Take all the material and copy it exactly.

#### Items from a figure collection

------------------------------------

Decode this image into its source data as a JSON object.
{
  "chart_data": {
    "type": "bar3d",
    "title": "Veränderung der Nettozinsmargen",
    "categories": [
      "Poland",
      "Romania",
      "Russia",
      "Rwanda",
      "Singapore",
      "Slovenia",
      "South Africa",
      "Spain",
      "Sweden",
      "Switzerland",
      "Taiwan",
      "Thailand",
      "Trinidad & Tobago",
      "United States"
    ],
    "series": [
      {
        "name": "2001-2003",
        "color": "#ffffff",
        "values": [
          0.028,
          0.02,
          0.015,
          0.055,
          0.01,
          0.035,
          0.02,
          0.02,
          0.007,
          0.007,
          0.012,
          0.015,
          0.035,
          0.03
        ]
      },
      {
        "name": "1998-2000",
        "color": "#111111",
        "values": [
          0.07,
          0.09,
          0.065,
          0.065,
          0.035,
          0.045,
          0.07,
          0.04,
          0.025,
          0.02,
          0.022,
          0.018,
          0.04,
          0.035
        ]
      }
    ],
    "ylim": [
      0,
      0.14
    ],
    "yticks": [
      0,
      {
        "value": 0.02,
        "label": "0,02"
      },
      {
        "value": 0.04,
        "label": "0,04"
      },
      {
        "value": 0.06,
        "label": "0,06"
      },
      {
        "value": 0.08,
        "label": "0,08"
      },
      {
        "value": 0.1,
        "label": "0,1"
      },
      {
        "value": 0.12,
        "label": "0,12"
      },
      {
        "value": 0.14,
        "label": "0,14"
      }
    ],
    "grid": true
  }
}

------------------------------------

#### Expected answer
Decode this image into its source data as a JSON object.
{
  "chart_data": {
    "type": "bar3d",
    "title": "Veränderung der Nettozinsmargen",
    "categories": [
      "Poland",
      "Romania",
      "Russia",
      "Rwanda",
      "Singapore",
      "Slovenia",
      "South Africa",
      "Spain",
      "Sweden",
      "Switzerland",
      "Taiwan",
      "Thailand",
      "Trinidad & Tobago",
      "United States"
    ],
    "series": [
      {
        "name": "2001-2003",
        "color": "#ffffff",
        "values": [
          0.028,
          0.02,
          0.015,
          0.055,
          0.01,
          0.035,
          0.02,
          0.02,
          0.007,
          0.007,
          0.012,
          0.015,
          0.035,
          0.03
        ]
      },
      {
        "name": "1998-2000",
        "color": "#111111",
        "values": [
          0.07,
          0.09,
          0.065,
          0.065,
          0.035,
          0.045,
          0.07,
          0.04,
          0.025,
          0.02,
          0.022,
          0.018,
          0.04,
          0.035
        ]
      }
    ],
    "ylim": [
      0,
      0.14
    ],
    "yticks": [
      0,
      {
        "value": 0.02,
        "label": "0,02"
      },
      {
        "value": 0.04,
        "label": "0,04"
      },
      {
        "value": 0.06,
        "label": "0,06"
      },
      {
        "value": 0.08,
        "label": "0,08"
      },
      {
        "value": 0.1,
        "label": "0,1"
      },
      {
        "value": 0.12,
        "label": "0,12"
      },
      {
        "value": 0.14,
        "label": "0,14"
      }
    ],
    "grid": true
  }
}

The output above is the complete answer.